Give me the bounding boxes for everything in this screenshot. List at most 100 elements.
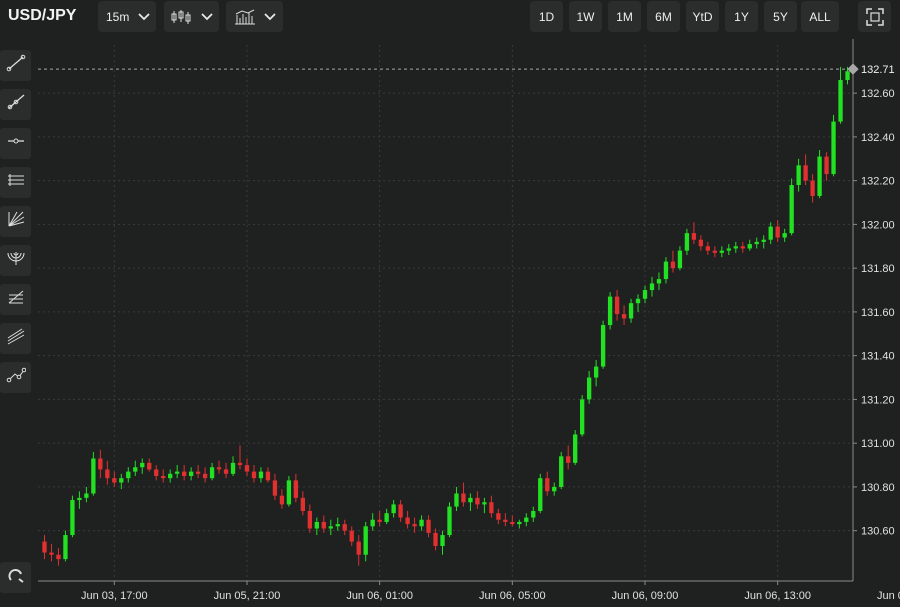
candle bbox=[209, 462, 215, 481]
pitchfork-tool[interactable] bbox=[0, 323, 31, 354]
candle-body bbox=[363, 526, 368, 555]
candle bbox=[279, 489, 285, 509]
candle bbox=[761, 235, 766, 249]
path-icon bbox=[6, 365, 26, 390]
candle bbox=[363, 521, 368, 562]
top-toolbar: USD/JPY 15m 1D 1W 1M 6M YtD 1Y 5Y ALL bbox=[0, 0, 900, 36]
candle bbox=[726, 244, 731, 256]
candle-body bbox=[719, 250, 724, 253]
candle-body bbox=[293, 480, 299, 498]
candle-body bbox=[789, 185, 794, 234]
candle-body bbox=[614, 296, 620, 315]
candle bbox=[133, 460, 138, 476]
candle bbox=[405, 510, 410, 529]
candle-body bbox=[174, 471, 180, 474]
candle bbox=[524, 513, 529, 527]
candle bbox=[70, 495, 75, 538]
price-tick-label: 131.40 bbox=[861, 351, 895, 363]
candle bbox=[174, 465, 180, 479]
candle bbox=[258, 467, 264, 483]
fullscreen-button[interactable] bbox=[858, 1, 891, 32]
candle-body bbox=[133, 467, 138, 472]
range-button-1w[interactable]: 1W bbox=[569, 1, 602, 32]
candle bbox=[461, 482, 466, 507]
candle-body bbox=[454, 493, 459, 507]
candle bbox=[398, 500, 403, 522]
time-tick-label: Jun 06, 01:00 bbox=[346, 590, 413, 602]
fan-icon bbox=[6, 209, 26, 234]
candle-body bbox=[140, 462, 145, 468]
candle-body bbox=[237, 462, 243, 466]
candle bbox=[223, 462, 229, 479]
range-button-all[interactable]: ALL bbox=[801, 1, 839, 32]
candle bbox=[126, 467, 131, 483]
ray-tool[interactable] bbox=[0, 89, 31, 120]
candle-body bbox=[684, 233, 690, 251]
candle-body bbox=[77, 497, 82, 501]
candle bbox=[314, 517, 319, 536]
candle-body bbox=[579, 399, 585, 435]
candle bbox=[712, 246, 718, 258]
range-button-1m[interactable]: 1M bbox=[608, 1, 641, 32]
fibonacci-tool[interactable] bbox=[0, 284, 31, 315]
candle-body bbox=[663, 261, 669, 280]
candle bbox=[42, 535, 47, 560]
candle bbox=[202, 467, 208, 483]
parallel-channel-tool[interactable] bbox=[0, 167, 31, 198]
path-tool[interactable] bbox=[0, 362, 31, 393]
candle bbox=[147, 458, 152, 472]
range-button-ytd[interactable]: YtD bbox=[686, 1, 719, 32]
chevron-down-icon bbox=[200, 12, 213, 21]
trend-line-icon bbox=[6, 53, 26, 78]
candle bbox=[440, 530, 445, 555]
candle-body bbox=[328, 526, 333, 529]
candle bbox=[98, 449, 103, 479]
candle-body bbox=[265, 471, 271, 481]
chart-style-dropdown[interactable] bbox=[164, 1, 219, 32]
candle-body bbox=[314, 521, 319, 529]
range-button-5y[interactable]: 5Y bbox=[764, 1, 797, 32]
fan-tool[interactable] bbox=[0, 206, 31, 237]
interval-dropdown[interactable]: 15m bbox=[98, 1, 156, 32]
candle bbox=[768, 222, 773, 245]
arc-tool[interactable] bbox=[0, 245, 31, 276]
candle-body bbox=[761, 239, 766, 242]
candle bbox=[335, 517, 340, 531]
candle bbox=[237, 445, 243, 470]
candle-body bbox=[279, 495, 285, 505]
range-button-6m[interactable]: 6M bbox=[647, 1, 680, 32]
candle bbox=[817, 150, 822, 199]
candle bbox=[531, 506, 536, 522]
candle bbox=[195, 465, 201, 479]
candle-body bbox=[370, 519, 375, 527]
candle bbox=[426, 515, 431, 538]
candle-body bbox=[482, 502, 487, 505]
candle-body bbox=[42, 541, 47, 553]
range-button-1d[interactable]: 1D bbox=[530, 1, 563, 32]
candle bbox=[328, 519, 333, 536]
range-button-1y[interactable]: 1Y bbox=[725, 1, 758, 32]
candle-body bbox=[202, 473, 208, 479]
candlestick-chart[interactable]: 130.60 130.80 131.00 131.20 131.40 131.60 131.… bbox=[38, 39, 900, 602]
time-tick-label: Jun 06, 17:00 bbox=[877, 590, 900, 602]
trend-line-tool[interactable] bbox=[0, 50, 31, 81]
price-chart[interactable]: 130.60 130.80 131.00 131.20 131.40 131.60 131.… bbox=[38, 39, 900, 602]
candle-body bbox=[126, 471, 131, 479]
indicators-dropdown[interactable] bbox=[226, 1, 283, 32]
candle-body bbox=[181, 471, 187, 476]
magnet-tool[interactable] bbox=[0, 562, 31, 593]
interval-label: 15m bbox=[106, 9, 130, 24]
candle bbox=[698, 235, 704, 251]
candle-body bbox=[405, 517, 410, 525]
candle bbox=[433, 528, 438, 551]
candle-body bbox=[593, 366, 599, 378]
candle-body bbox=[286, 480, 292, 505]
candle bbox=[356, 535, 361, 566]
candle-body bbox=[531, 510, 536, 518]
candle-body bbox=[433, 532, 438, 546]
candle-body bbox=[607, 296, 613, 326]
candle bbox=[621, 305, 627, 326]
horizontal-line-tool[interactable] bbox=[0, 128, 31, 159]
candle-body bbox=[251, 471, 257, 479]
candle-body bbox=[356, 541, 361, 555]
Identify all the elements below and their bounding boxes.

--------------------------------------------------

## WHAT THE TASK REQUIRES
Reproduce all of the items above word for word, leaving out the pictures.

## THE RESPONSE
Give me the bounding boxes for everything in this screenshot. List at most 100 elements.
candle bbox=[209, 462, 215, 481]
pitchfork-tool[interactable] bbox=[0, 323, 31, 354]
candle-body bbox=[363, 526, 368, 555]
candle bbox=[279, 489, 285, 509]
candle bbox=[761, 235, 766, 249]
path-icon bbox=[6, 365, 26, 390]
candle bbox=[363, 521, 368, 562]
top-toolbar: USD/JPY 15m 1D 1W 1M 6M YtD 1Y 5Y ALL bbox=[0, 0, 900, 36]
candle bbox=[726, 244, 731, 256]
candle-body bbox=[719, 250, 724, 253]
candle-body bbox=[293, 480, 299, 498]
candle-body bbox=[789, 185, 794, 234]
candle-body bbox=[614, 296, 620, 315]
candle bbox=[133, 460, 138, 476]
candle bbox=[405, 510, 410, 529]
candle-body bbox=[174, 471, 180, 474]
candle bbox=[524, 513, 529, 527]
candle bbox=[70, 495, 75, 538]
price-tick-label: 131.40 bbox=[861, 351, 895, 363]
candle bbox=[174, 465, 180, 479]
candle bbox=[258, 467, 264, 483]
fullscreen-button[interactable] bbox=[858, 1, 891, 32]
candle-body bbox=[133, 467, 138, 472]
range-button-1w[interactable]: 1W bbox=[569, 1, 602, 32]
candle bbox=[461, 482, 466, 507]
candle-body bbox=[454, 493, 459, 507]
candle bbox=[398, 500, 403, 522]
time-tick-label: Jun 06, 01:00 bbox=[346, 590, 413, 602]
fan-icon bbox=[6, 209, 26, 234]
candle-body bbox=[140, 462, 145, 468]
candle-body bbox=[237, 462, 243, 466]
candle bbox=[223, 462, 229, 479]
range-button-all[interactable]: ALL bbox=[801, 1, 839, 32]
candle bbox=[126, 467, 131, 483]
ray-tool[interactable] bbox=[0, 89, 31, 120]
candle-body bbox=[684, 233, 690, 251]
candle-body bbox=[77, 497, 82, 501]
candle bbox=[314, 517, 319, 536]
candle-body bbox=[579, 399, 585, 435]
candle bbox=[712, 246, 718, 258]
range-button-1m[interactable]: 1M bbox=[608, 1, 641, 32]
fibonacci-tool[interactable] bbox=[0, 284, 31, 315]
candle-body bbox=[663, 261, 669, 280]
candle bbox=[42, 535, 47, 560]
candle bbox=[202, 467, 208, 483]
parallel-channel-tool[interactable] bbox=[0, 167, 31, 198]
path-tool[interactable] bbox=[0, 362, 31, 393]
candle bbox=[147, 458, 152, 472]
range-button-ytd[interactable]: YtD bbox=[686, 1, 719, 32]
chevron-down-icon bbox=[200, 12, 213, 21]
trend-line-icon bbox=[6, 53, 26, 78]
candle bbox=[440, 530, 445, 555]
candle-body bbox=[328, 526, 333, 529]
candle bbox=[98, 449, 103, 479]
candle-body bbox=[265, 471, 271, 481]
chart-style-dropdown[interactable] bbox=[164, 1, 219, 32]
candle-body bbox=[314, 521, 319, 529]
range-button-5y[interactable]: 5Y bbox=[764, 1, 797, 32]
fan-tool[interactable] bbox=[0, 206, 31, 237]
interval-dropdown[interactable]: 15m bbox=[98, 1, 156, 32]
candle bbox=[768, 222, 773, 245]
arc-tool[interactable] bbox=[0, 245, 31, 276]
candle-body bbox=[761, 239, 766, 242]
candle bbox=[335, 517, 340, 531]
candle bbox=[237, 445, 243, 470]
candle-body bbox=[279, 495, 285, 505]
range-button-6m[interactable]: 6M bbox=[647, 1, 680, 32]
candle bbox=[817, 150, 822, 199]
candle bbox=[531, 506, 536, 522]
candle bbox=[195, 465, 201, 479]
candle-body bbox=[370, 519, 375, 527]
candle bbox=[426, 515, 431, 538]
candle-body bbox=[482, 502, 487, 505]
candle-body bbox=[42, 541, 47, 553]
range-button-1d[interactable]: 1D bbox=[530, 1, 563, 32]
candle bbox=[328, 519, 333, 536]
range-button-1y[interactable]: 1Y bbox=[725, 1, 758, 32]
candle-body bbox=[202, 473, 208, 479]
candlestick-chart[interactable]: 130.60 130.80 131.00 131.20 131.40 131.60 131.… bbox=[38, 39, 900, 602]
time-tick-label: Jun 06, 17:00 bbox=[877, 590, 900, 602]
trend-line-tool[interactable] bbox=[0, 50, 31, 81]
price-chart[interactable]: 130.60 130.80 131.00 131.20 131.40 131.60 131.… bbox=[38, 39, 900, 602]
candle-body bbox=[126, 471, 131, 479]
indicators-dropdown[interactable] bbox=[226, 1, 283, 32]
candle-body bbox=[181, 471, 187, 476]
magnet-tool[interactable] bbox=[0, 562, 31, 593]
interval-label: 15m bbox=[106, 9, 130, 24]
candle bbox=[698, 235, 704, 251]
candle-body bbox=[405, 517, 410, 525]
candle bbox=[433, 528, 438, 551]
candle-body bbox=[593, 366, 599, 378]
candle-body bbox=[286, 480, 292, 505]
candle bbox=[356, 535, 361, 566]
candle-body bbox=[531, 510, 536, 518]
candle-body bbox=[433, 532, 438, 546]
candle-body bbox=[607, 296, 613, 326]
candle bbox=[621, 305, 627, 326]
horizontal-line-tool[interactable] bbox=[0, 128, 31, 159]
candle-body bbox=[251, 471, 257, 479]
candle-body bbox=[356, 541, 361, 555]
Identify all the elements below and their bounding boxes.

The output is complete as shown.